[Rows start]
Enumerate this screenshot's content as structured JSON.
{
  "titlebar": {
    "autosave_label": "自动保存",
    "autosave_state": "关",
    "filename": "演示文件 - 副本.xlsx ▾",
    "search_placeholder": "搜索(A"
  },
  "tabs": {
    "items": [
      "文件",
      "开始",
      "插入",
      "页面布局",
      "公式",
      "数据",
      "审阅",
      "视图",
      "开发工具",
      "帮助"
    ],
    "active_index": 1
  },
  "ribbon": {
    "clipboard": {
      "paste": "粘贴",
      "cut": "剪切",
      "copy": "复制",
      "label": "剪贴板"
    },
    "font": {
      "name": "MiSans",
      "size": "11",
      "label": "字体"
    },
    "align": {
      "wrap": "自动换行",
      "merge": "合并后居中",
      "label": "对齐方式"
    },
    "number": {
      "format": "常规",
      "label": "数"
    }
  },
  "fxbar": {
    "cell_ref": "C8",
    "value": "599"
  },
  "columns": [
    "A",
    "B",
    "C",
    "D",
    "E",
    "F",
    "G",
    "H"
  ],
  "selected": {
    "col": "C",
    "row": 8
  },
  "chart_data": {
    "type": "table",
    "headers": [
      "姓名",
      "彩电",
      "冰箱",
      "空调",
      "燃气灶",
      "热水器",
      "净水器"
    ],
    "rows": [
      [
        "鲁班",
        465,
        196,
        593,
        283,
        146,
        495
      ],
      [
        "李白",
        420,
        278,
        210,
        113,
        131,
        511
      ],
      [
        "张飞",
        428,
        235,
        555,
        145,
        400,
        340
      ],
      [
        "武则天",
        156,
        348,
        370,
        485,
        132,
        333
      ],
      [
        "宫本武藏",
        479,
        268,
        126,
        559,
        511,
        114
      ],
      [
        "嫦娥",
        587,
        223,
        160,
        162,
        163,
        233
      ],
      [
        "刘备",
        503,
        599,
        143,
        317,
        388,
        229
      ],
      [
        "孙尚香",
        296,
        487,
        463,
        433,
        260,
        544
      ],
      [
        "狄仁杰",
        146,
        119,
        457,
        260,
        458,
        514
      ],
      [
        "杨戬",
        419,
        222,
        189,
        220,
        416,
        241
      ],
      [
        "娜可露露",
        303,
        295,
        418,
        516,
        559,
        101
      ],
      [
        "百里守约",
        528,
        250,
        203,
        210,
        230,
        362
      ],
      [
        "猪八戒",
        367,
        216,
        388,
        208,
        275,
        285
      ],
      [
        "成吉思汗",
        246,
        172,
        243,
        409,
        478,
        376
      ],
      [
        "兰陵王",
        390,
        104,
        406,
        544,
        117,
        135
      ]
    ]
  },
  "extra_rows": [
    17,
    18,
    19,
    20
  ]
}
[Rows end]
Copy every line exactly. Leave nothing out.

**Solved exercise**
Enumerate this screenshot's content as structured JSON.
{
  "titlebar": {
    "autosave_label": "自动保存",
    "autosave_state": "关",
    "filename": "演示文件 - 副本.xlsx ▾",
    "search_placeholder": "搜索(A"
  },
  "tabs": {
    "items": [
      "文件",
      "开始",
      "插入",
      "页面布局",
      "公式",
      "数据",
      "审阅",
      "视图",
      "开发工具",
      "帮助"
    ],
    "active_index": 1
  },
  "ribbon": {
    "clipboard": {
      "paste": "粘贴",
      "cut": "剪切",
      "copy": "复制",
      "label": "剪贴板"
    },
    "font": {
      "name": "MiSans",
      "size": "11",
      "label": "字体"
    },
    "align": {
      "wrap": "自动换行",
      "merge": "合并后居中",
      "label": "对齐方式"
    },
    "number": {
      "format": "常规",
      "label": "数"
    }
  },
  "fxbar": {
    "cell_ref": "C8",
    "value": "599"
  },
  "columns": [
    "A",
    "B",
    "C",
    "D",
    "E",
    "F",
    "G",
    "H"
  ],
  "selected": {
    "col": "C",
    "row": 8
  },
  "chart_data": {
    "type": "table",
    "headers": [
      "姓名",
      "彩电",
      "冰箱",
      "空调",
      "燃气灶",
      "热水器",
      "净水器"
    ],
    "rows": [
      [
        "鲁班",
        465,
        196,
        593,
        283,
        146,
        495
      ],
      [
        "李白",
        420,
        278,
        210,
        113,
        131,
        511
      ],
      [
        "张飞",
        428,
        235,
        555,
        145,
        400,
        340
      ],
      [
        "武则天",
        156,
        348,
        370,
        485,
        132,
        333
      ],
      [
        "宫本武藏",
        479,
        268,
        126,
        559,
        511,
        114
      ],
      [
        "嫦娥",
        587,
        223,
        160,
        162,
        163,
        233
      ],
      [
        "刘备",
        503,
        599,
        143,
        317,
        388,
        229
      ],
      [
        "孙尚香",
        296,
        487,
        463,
        433,
        260,
        544
      ],
      [
        "狄仁杰",
        146,
        119,
        457,
        260,
        458,
        514
      ],
      [
        "杨戬",
        419,
        222,
        189,
        220,
        416,
        241
      ],
      [
        "娜可露露",
        303,
        295,
        418,
        516,
        559,
        101
      ],
      [
        "百里守约",
        528,
        250,
        203,
        210,
        230,
        362
      ],
      [
        "猪八戒",
        367,
        216,
        388,
        208,
        275,
        285
      ],
      [
        "成吉思汗",
        246,
        172,
        243,
        409,
        478,
        376
      ],
      [
        "兰陵王",
        390,
        104,
        406,
        544,
        117,
        135
      ]
    ]
  },
  "extra_rows": [
    17,
    18,
    19,
    20
  ]
}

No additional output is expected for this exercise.